What is needed — Copy out, from the entries below, each line holding the string "Geography".

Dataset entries
** Begin **
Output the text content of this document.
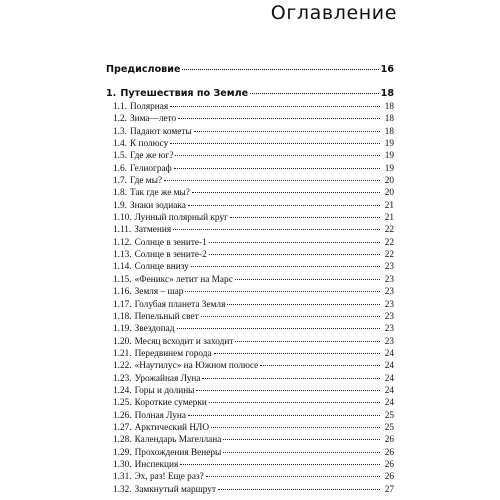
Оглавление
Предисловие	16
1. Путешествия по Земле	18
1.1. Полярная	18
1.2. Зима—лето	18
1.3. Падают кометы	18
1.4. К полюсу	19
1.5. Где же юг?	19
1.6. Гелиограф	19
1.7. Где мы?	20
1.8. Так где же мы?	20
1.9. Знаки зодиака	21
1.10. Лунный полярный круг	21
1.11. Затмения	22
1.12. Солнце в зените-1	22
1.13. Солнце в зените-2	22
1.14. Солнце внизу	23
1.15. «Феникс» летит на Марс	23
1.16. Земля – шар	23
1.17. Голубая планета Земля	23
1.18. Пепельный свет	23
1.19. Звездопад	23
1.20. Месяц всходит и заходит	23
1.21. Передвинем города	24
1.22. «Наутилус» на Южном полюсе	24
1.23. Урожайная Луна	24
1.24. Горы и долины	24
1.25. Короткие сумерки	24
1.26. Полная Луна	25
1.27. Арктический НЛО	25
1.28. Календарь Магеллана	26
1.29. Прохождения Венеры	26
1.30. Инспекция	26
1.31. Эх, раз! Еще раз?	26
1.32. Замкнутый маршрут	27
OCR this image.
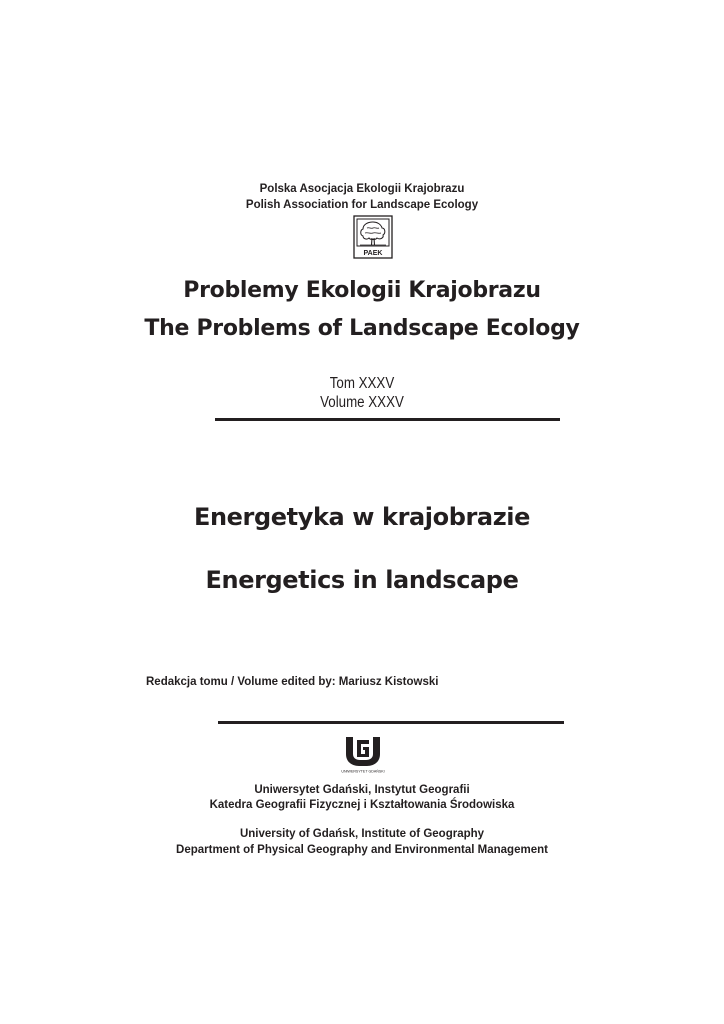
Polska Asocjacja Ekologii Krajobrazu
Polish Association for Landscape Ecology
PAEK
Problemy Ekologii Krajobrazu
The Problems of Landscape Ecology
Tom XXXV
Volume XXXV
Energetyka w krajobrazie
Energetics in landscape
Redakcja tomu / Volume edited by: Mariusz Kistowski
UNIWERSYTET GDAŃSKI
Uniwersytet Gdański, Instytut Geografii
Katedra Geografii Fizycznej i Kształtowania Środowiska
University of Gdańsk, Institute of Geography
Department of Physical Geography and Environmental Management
** End **
** Begin **
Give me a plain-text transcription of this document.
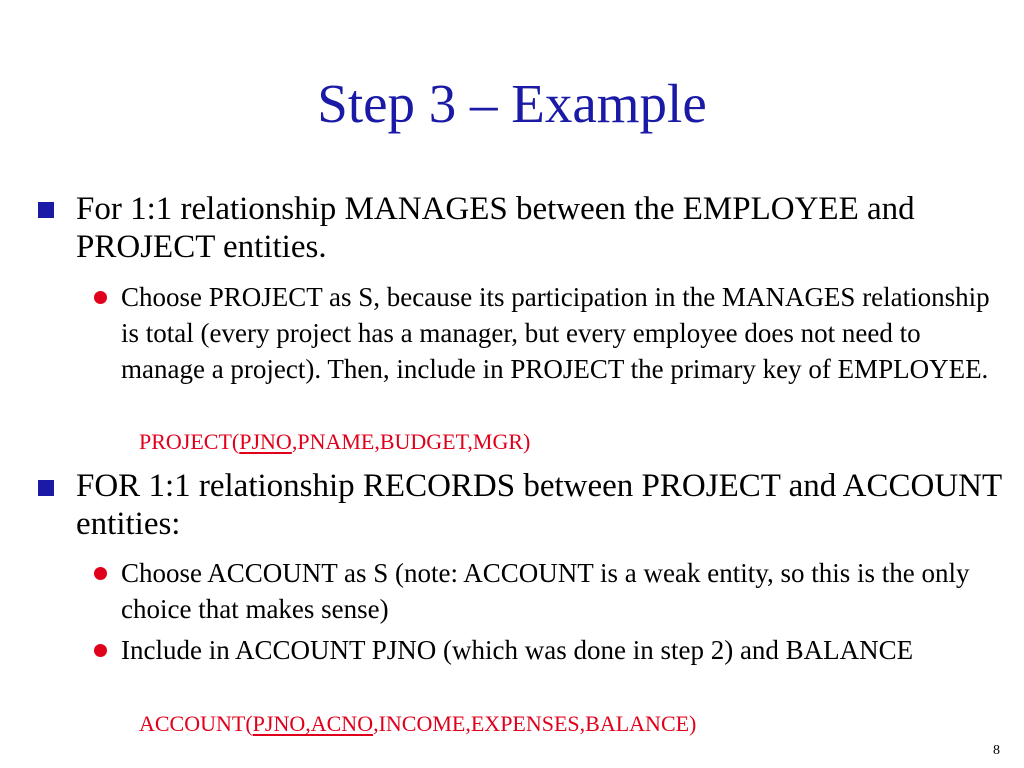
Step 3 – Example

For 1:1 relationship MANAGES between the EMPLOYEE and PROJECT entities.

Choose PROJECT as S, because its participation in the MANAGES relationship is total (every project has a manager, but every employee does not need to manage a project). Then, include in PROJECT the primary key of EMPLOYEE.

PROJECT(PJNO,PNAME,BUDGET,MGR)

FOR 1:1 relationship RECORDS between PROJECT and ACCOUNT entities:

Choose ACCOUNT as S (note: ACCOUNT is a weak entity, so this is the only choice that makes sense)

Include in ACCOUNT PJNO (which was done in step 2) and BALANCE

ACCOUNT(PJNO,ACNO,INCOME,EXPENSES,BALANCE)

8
** End **
Response to the task —
University of Gdańsk, Institute of Geography
Department of Physical Geography and Environmental Management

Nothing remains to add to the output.